◆ **STATED EXERCISE**
Leave out the pictures and repeat every record exactly.

-.-.-

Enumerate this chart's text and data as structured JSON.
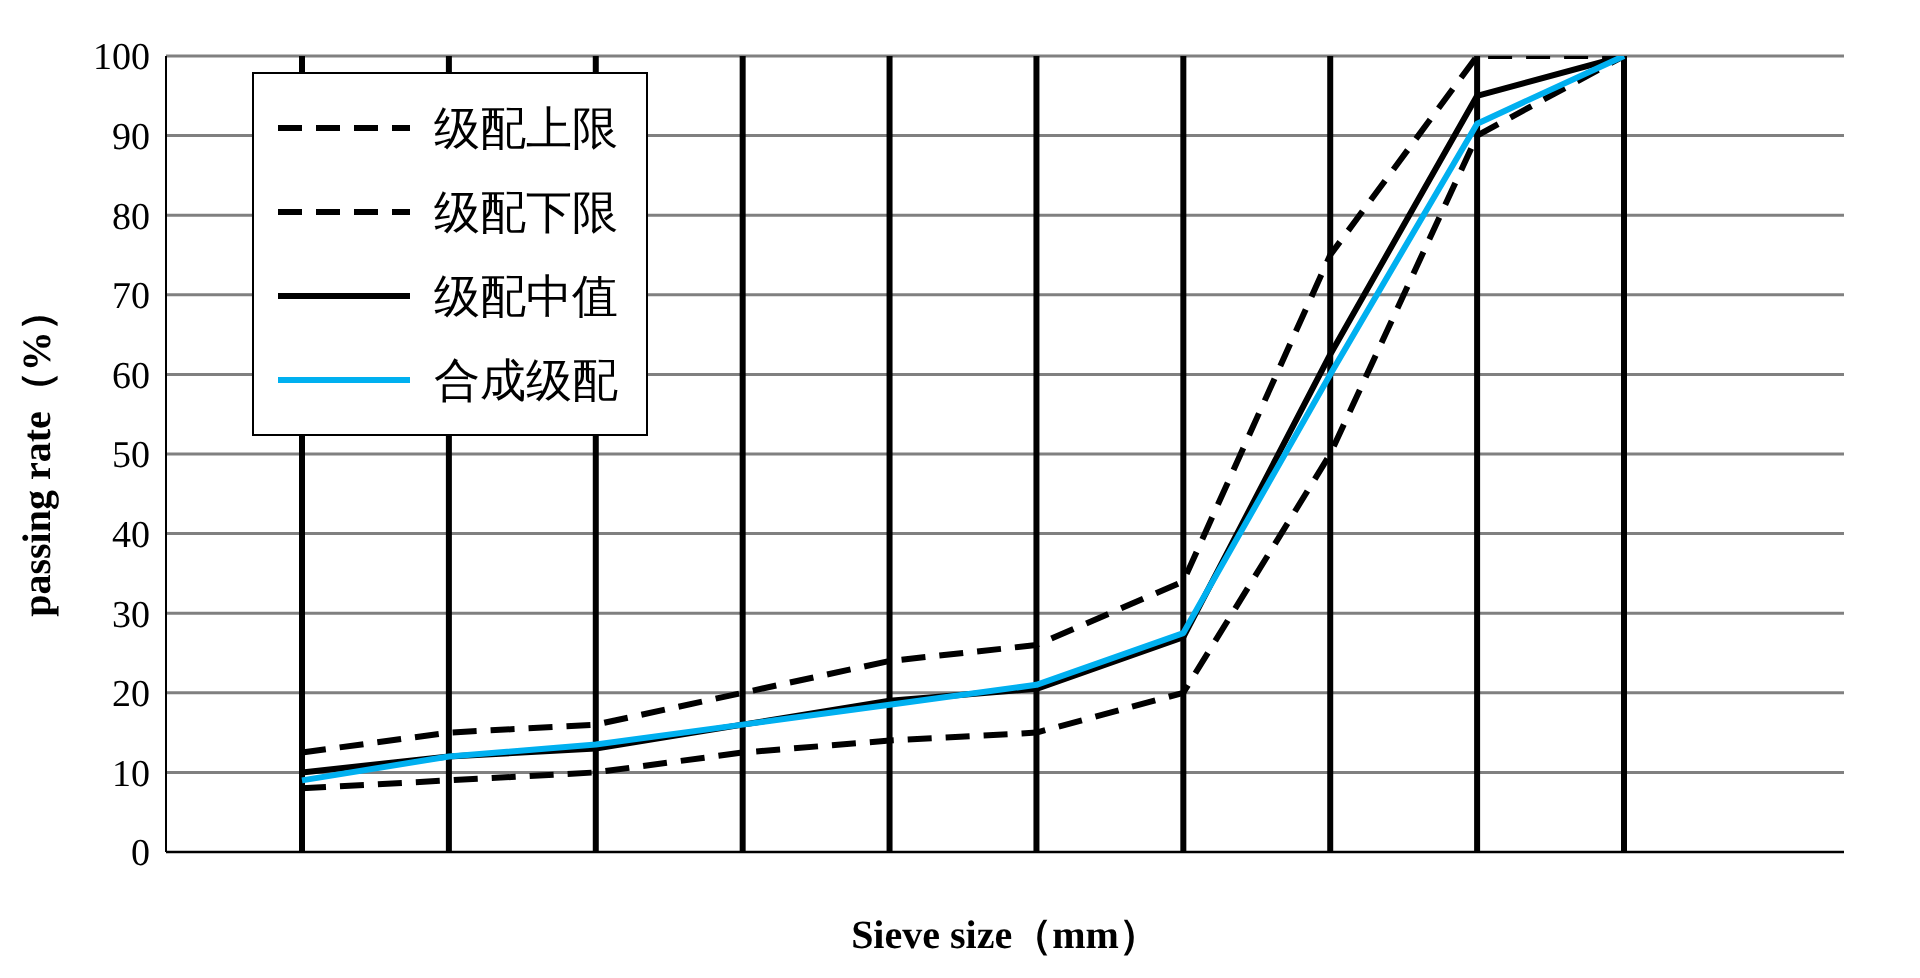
{
  "chart_data": {
    "type": "line",
    "xlabel": "Sieve size（mm）",
    "ylabel": "passing rate（%）",
    "categories": [
      null,
      null,
      null,
      null,
      null,
      null,
      null,
      null,
      null,
      null
    ],
    "series": [
      {
        "name": "级配上限",
        "color": "#000000",
        "line_style": "dashed",
        "values": [
          12.5,
          15,
          16,
          20,
          24,
          26,
          34,
          75,
          100,
          100
        ]
      },
      {
        "name": "级配下限",
        "color": "#000000",
        "line_style": "dashed",
        "values": [
          8,
          9,
          10,
          12.5,
          14,
          15,
          20,
          50,
          90,
          100
        ]
      },
      {
        "name": "级配中值",
        "color": "#000000",
        "line_style": "solid",
        "values": [
          10,
          12,
          13,
          16,
          19,
          20.5,
          27,
          62.5,
          95,
          100
        ]
      },
      {
        "name": "合成级配",
        "color": "#00b0f0",
        "line_style": "solid",
        "values": [
          9,
          12,
          13.5,
          16,
          18.5,
          21,
          27.5,
          60,
          91.5,
          100
        ]
      }
    ],
    "ylim": [
      0,
      100
    ],
    "yticks": [
      0,
      10,
      20,
      30,
      40,
      50,
      60,
      70,
      80,
      90,
      100
    ],
    "grid": true,
    "legend": "top left",
    "marker": "none",
    "tick_labels": "y"
  }
}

-.-.-

◆ **TASK SOLUTION**
Enumerate this chart's text and data as structured JSON.
{
  "chart_data": {
    "type": "line",
    "xlabel": "Sieve size（mm）",
    "ylabel": "passing rate（%）",
    "categories": [
      null,
      null,
      null,
      null,
      null,
      null,
      null,
      null,
      null,
      null
    ],
    "series": [
      {
        "name": "级配上限",
        "color": "#000000",
        "line_style": "dashed",
        "values": [
          12.5,
          15,
          16,
          20,
          24,
          26,
          34,
          75,
          100,
          100
        ]
      },
      {
        "name": "级配下限",
        "color": "#000000",
        "line_style": "dashed",
        "values": [
          8,
          9,
          10,
          12.5,
          14,
          15,
          20,
          50,
          90,
          100
        ]
      },
      {
        "name": "级配中值",
        "color": "#000000",
        "line_style": "solid",
        "values": [
          10,
          12,
          13,
          16,
          19,
          20.5,
          27,
          62.5,
          95,
          100
        ]
      },
      {
        "name": "合成级配",
        "color": "#00b0f0",
        "line_style": "solid",
        "values": [
          9,
          12,
          13.5,
          16,
          18.5,
          21,
          27.5,
          60,
          91.5,
          100
        ]
      }
    ],
    "ylim": [
      0,
      100
    ],
    "yticks": [
      0,
      10,
      20,
      30,
      40,
      50,
      60,
      70,
      80,
      90,
      100
    ],
    "grid": true,
    "legend": "top left",
    "marker": "none",
    "tick_labels": "y"
  }
}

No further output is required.